__Exercise objective__
Scan the entries below for the word "wenn". Copy each line that has it.

__Material for this task__
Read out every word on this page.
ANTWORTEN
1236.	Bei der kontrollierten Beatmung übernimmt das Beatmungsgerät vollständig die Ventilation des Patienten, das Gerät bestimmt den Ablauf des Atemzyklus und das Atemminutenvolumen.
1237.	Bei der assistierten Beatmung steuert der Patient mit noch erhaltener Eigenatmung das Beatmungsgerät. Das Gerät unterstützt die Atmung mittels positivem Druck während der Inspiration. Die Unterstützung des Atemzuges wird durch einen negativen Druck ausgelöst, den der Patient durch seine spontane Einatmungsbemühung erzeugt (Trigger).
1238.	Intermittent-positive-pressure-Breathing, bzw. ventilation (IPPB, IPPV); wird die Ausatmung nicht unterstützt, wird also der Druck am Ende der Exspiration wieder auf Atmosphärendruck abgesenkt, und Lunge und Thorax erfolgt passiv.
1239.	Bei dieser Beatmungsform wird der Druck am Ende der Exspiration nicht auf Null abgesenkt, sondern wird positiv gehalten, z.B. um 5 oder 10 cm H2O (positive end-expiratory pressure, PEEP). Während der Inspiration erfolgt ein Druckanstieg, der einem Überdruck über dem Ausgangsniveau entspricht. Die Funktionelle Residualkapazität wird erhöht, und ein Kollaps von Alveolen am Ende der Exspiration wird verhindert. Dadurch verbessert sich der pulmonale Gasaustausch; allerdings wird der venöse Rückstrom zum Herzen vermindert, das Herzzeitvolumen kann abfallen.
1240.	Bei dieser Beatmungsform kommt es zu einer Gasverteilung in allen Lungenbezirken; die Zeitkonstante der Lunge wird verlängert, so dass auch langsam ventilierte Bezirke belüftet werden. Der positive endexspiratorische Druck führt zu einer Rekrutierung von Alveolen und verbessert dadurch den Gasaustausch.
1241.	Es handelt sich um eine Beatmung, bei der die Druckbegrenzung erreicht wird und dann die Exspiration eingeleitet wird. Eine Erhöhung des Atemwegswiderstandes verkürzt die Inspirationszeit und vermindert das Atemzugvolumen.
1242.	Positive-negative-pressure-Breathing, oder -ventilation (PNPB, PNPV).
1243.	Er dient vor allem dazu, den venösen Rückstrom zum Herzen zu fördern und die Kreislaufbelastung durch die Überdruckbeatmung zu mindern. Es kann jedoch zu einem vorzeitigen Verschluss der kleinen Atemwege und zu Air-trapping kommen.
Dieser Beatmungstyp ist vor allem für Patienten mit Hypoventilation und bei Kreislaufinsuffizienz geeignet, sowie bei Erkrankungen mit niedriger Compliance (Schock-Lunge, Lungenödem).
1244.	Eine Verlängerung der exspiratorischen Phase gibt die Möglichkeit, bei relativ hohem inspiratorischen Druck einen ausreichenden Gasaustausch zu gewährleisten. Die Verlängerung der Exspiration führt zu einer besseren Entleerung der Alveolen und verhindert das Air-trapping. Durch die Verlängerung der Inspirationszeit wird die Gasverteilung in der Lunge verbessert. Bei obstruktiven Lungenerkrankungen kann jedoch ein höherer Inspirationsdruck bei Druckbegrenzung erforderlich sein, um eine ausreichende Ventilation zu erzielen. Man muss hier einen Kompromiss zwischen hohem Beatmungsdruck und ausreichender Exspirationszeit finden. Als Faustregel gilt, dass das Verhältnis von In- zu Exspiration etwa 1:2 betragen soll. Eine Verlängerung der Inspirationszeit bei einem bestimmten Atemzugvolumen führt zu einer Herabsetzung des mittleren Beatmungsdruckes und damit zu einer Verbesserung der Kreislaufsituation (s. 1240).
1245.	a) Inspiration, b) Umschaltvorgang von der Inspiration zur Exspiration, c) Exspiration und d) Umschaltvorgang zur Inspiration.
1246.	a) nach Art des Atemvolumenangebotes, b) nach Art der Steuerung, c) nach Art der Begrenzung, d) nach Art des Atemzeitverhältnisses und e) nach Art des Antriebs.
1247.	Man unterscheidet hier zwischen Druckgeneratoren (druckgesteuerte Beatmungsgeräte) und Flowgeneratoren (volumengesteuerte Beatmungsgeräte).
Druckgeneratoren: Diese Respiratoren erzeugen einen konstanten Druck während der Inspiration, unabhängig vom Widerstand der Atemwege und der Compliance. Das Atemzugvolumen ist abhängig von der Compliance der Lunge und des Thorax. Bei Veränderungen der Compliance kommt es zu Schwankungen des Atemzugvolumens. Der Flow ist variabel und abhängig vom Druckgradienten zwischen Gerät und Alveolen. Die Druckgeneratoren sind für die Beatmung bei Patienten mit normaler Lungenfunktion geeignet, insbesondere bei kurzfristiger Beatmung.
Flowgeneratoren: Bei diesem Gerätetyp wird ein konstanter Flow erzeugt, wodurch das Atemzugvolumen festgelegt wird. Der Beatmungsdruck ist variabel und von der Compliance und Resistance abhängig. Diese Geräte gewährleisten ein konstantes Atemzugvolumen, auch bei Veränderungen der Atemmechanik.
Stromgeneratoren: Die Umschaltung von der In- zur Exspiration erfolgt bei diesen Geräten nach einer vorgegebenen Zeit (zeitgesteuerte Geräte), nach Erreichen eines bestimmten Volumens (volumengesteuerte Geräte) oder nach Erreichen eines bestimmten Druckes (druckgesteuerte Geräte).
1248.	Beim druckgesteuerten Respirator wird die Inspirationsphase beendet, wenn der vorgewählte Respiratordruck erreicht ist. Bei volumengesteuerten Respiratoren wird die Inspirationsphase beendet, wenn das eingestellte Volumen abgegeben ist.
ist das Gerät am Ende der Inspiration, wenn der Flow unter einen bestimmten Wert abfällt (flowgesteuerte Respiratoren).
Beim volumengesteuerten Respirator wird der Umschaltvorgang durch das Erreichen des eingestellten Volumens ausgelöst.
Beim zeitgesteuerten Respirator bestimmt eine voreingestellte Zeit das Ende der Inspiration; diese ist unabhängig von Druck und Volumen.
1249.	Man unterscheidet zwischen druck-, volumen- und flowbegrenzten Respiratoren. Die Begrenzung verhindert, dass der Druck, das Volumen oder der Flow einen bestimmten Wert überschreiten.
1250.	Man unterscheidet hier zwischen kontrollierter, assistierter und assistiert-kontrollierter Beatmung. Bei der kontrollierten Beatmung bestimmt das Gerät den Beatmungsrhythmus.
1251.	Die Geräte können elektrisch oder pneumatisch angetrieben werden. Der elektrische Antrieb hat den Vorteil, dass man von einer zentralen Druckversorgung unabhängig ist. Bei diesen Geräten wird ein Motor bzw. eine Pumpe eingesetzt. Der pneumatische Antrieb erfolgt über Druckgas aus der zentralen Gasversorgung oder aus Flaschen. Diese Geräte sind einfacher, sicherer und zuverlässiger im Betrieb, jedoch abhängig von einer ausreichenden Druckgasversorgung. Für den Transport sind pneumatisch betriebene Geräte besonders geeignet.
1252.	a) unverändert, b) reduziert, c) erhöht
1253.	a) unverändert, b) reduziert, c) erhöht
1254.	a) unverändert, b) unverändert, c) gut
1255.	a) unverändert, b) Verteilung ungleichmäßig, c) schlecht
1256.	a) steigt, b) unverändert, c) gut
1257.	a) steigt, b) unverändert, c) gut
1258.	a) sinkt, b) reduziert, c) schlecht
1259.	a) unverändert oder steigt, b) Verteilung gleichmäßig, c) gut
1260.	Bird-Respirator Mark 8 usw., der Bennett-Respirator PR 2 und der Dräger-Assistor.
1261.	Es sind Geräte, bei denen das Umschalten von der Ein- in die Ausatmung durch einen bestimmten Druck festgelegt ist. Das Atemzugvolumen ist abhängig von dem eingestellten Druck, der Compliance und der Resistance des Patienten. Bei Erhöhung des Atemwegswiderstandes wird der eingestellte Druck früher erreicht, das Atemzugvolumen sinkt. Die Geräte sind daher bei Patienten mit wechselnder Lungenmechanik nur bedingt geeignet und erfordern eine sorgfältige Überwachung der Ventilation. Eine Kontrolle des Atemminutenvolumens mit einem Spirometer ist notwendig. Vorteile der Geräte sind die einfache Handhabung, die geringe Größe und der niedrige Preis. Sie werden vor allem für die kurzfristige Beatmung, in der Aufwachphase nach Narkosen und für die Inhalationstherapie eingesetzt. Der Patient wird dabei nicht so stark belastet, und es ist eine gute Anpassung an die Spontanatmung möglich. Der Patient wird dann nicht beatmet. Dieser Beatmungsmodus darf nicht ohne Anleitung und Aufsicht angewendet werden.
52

__Worked answer__
1248.	Beim druckgesteuerten Respirator wird die Inspirationsphase beendet, wenn der vorgewählte Respiratordruck erreicht ist. Bei volumengesteuerten Respiratoren wird die Inspirationsphase beendet, wenn das eingestellte Volumen abgegeben ist.
ist das Gerät am Ende der Inspiration, wenn der Flow unter einen bestimmten Wert abfällt (flowgesteuerte Respiratoren).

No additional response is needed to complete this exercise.